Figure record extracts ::
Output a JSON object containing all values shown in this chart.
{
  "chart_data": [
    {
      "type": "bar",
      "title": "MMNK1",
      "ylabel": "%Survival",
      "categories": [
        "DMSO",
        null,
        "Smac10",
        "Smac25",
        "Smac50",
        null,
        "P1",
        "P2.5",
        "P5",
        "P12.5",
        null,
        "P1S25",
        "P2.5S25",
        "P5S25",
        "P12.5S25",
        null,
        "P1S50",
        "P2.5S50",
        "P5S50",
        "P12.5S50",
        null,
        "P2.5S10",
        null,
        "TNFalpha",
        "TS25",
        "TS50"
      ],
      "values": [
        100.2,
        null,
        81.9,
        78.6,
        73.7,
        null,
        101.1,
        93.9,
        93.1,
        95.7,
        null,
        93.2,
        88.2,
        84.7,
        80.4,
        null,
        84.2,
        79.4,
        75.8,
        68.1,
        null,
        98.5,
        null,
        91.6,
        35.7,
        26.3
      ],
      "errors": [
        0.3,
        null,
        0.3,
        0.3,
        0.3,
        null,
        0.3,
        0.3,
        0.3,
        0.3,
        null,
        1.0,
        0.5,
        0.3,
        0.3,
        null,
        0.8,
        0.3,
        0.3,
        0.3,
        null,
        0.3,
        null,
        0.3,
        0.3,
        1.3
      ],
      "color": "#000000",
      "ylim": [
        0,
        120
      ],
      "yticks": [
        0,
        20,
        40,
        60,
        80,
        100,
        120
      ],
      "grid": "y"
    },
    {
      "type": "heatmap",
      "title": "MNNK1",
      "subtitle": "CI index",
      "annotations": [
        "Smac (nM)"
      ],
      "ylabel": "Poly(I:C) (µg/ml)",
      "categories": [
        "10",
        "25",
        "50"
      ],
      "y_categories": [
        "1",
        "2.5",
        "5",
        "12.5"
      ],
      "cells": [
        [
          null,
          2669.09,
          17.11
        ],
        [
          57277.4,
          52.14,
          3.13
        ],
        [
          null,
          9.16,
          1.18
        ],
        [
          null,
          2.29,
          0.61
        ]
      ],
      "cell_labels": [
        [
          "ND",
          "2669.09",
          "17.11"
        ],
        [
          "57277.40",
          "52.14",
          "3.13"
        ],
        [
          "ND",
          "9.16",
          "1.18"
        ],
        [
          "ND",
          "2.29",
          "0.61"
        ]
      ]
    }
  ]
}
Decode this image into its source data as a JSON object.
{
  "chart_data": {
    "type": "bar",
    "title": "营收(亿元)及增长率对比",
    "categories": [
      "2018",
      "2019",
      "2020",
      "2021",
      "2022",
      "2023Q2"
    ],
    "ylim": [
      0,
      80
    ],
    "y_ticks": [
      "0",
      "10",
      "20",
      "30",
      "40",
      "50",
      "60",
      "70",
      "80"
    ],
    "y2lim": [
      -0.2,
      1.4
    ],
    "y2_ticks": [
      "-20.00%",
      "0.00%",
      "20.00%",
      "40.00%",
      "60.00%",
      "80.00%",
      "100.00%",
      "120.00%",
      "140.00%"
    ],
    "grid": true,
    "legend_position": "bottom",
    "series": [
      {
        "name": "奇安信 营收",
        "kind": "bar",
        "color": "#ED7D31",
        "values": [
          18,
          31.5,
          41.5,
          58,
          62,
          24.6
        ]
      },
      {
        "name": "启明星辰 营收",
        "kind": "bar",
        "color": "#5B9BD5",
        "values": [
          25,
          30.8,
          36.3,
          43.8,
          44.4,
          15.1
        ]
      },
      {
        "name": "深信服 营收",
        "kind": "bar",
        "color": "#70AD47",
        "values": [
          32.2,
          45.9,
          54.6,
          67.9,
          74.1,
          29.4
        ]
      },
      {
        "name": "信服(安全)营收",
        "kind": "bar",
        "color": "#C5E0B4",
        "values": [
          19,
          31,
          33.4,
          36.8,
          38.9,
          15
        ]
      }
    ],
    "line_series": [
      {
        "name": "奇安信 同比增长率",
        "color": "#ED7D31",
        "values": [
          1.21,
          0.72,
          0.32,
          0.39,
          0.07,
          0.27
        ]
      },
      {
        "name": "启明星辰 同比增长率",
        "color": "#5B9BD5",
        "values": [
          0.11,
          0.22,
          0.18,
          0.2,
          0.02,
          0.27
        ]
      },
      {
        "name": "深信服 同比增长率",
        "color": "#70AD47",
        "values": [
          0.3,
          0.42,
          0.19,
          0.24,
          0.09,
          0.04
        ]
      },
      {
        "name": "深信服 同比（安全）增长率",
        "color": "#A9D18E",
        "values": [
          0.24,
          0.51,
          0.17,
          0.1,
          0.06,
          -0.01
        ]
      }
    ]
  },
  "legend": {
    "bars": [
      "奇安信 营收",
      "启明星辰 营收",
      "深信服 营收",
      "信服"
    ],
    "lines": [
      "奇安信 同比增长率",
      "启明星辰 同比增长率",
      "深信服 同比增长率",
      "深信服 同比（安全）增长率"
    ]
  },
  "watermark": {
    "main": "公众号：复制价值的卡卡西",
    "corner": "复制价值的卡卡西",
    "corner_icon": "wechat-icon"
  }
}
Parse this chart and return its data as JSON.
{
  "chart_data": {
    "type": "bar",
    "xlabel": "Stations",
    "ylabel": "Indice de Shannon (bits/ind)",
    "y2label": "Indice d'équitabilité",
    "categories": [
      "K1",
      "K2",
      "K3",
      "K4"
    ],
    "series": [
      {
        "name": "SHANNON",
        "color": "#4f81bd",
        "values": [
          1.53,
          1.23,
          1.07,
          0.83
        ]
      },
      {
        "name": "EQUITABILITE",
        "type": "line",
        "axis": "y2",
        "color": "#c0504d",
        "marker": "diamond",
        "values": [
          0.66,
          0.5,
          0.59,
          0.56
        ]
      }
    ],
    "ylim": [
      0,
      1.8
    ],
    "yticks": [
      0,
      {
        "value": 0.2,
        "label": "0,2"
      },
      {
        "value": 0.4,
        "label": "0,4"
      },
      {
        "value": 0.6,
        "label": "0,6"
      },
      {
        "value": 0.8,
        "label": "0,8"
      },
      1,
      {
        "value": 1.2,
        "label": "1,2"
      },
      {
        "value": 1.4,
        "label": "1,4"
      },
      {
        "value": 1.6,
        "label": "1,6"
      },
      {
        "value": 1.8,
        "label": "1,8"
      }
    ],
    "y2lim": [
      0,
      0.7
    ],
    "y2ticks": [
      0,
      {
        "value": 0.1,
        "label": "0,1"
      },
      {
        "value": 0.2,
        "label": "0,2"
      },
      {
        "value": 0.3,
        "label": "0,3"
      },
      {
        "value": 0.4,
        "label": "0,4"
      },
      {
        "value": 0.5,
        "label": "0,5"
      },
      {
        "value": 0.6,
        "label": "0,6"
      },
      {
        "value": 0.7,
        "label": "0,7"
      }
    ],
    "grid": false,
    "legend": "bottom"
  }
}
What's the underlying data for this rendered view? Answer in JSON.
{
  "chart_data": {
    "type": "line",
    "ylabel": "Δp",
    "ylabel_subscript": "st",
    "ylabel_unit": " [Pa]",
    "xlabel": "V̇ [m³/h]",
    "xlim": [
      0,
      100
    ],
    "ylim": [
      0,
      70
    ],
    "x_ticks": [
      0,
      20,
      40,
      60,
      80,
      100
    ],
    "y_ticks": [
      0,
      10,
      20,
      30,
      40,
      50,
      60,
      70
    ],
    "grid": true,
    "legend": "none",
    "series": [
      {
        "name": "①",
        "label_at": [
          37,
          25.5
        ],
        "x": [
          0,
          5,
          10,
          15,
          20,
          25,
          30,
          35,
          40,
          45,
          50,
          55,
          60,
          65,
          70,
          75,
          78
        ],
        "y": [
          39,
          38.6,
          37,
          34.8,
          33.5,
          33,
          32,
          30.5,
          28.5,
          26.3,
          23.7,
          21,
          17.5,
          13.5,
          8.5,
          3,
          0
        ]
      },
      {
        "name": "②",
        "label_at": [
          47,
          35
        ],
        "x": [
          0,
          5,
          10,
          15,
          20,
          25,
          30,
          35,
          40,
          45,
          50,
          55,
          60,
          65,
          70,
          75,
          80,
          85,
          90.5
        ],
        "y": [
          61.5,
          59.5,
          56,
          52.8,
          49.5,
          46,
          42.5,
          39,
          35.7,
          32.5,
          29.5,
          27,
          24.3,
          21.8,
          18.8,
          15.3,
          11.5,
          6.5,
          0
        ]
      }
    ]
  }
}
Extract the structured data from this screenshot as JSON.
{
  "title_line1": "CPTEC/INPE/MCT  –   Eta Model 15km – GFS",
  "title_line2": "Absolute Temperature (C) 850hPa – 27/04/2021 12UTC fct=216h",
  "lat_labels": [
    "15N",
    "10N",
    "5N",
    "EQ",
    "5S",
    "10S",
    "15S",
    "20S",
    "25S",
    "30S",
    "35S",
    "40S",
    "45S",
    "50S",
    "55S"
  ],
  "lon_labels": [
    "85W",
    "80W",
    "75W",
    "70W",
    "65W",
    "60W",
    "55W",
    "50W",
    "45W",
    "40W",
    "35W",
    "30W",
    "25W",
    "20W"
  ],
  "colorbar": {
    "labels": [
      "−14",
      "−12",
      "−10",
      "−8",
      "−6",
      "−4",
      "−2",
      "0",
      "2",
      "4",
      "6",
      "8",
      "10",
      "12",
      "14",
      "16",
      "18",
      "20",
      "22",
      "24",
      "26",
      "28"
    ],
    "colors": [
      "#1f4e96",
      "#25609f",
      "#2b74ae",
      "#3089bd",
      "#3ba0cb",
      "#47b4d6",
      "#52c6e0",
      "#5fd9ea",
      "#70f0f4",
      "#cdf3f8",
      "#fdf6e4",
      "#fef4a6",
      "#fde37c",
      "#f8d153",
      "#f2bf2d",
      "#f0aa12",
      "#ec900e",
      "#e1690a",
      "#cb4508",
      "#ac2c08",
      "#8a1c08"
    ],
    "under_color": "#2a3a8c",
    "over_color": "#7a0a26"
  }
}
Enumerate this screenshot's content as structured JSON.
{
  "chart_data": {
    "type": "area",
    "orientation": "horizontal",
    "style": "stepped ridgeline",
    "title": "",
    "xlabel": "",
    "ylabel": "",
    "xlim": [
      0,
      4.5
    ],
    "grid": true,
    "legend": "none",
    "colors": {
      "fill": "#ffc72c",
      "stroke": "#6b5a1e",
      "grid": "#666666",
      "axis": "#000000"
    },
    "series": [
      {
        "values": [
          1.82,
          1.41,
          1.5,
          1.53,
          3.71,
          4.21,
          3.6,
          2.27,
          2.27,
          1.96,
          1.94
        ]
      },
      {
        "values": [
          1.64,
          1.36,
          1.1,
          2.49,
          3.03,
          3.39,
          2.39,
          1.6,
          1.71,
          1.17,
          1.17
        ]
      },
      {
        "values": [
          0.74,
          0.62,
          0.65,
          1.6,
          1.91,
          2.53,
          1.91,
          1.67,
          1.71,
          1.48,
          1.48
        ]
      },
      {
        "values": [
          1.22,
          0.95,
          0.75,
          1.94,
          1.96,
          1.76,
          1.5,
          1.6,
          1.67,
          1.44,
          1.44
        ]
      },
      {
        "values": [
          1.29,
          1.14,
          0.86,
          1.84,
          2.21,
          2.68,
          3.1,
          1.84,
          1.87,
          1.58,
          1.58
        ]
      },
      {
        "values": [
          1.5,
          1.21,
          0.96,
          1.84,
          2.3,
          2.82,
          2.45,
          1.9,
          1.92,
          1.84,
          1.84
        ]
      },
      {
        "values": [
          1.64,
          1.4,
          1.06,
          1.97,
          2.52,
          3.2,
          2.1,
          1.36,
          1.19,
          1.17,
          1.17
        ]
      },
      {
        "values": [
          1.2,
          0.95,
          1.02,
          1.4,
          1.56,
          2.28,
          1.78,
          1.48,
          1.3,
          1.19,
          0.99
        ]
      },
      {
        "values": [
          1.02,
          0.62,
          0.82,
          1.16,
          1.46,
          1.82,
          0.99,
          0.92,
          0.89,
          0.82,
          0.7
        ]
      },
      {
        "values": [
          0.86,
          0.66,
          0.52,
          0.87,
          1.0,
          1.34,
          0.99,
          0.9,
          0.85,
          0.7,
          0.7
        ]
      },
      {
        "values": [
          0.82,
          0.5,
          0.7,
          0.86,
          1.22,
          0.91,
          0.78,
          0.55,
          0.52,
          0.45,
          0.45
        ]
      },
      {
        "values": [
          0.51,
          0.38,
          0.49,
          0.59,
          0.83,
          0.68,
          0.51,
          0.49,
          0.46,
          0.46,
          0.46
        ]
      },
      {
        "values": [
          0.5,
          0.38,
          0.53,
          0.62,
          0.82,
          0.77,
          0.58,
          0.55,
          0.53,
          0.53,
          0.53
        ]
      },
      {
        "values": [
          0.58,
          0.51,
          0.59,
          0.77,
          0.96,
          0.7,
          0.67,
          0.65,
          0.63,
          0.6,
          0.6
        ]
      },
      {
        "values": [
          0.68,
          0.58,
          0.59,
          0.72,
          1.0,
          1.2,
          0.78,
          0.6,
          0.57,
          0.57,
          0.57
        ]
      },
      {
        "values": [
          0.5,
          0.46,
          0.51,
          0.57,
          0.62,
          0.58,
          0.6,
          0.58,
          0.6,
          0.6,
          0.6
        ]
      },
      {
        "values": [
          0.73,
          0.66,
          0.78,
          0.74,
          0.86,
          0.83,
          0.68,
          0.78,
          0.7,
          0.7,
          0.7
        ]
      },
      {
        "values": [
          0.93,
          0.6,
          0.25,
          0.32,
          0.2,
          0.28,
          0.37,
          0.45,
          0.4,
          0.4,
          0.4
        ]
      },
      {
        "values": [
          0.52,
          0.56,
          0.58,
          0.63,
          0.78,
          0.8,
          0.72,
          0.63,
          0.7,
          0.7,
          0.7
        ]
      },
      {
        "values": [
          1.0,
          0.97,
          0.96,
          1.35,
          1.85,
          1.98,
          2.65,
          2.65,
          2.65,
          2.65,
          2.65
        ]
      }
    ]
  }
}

What this task involves :: Report how many lines of the listing hold the word "structured", with nothing but the number.

Task result :: 2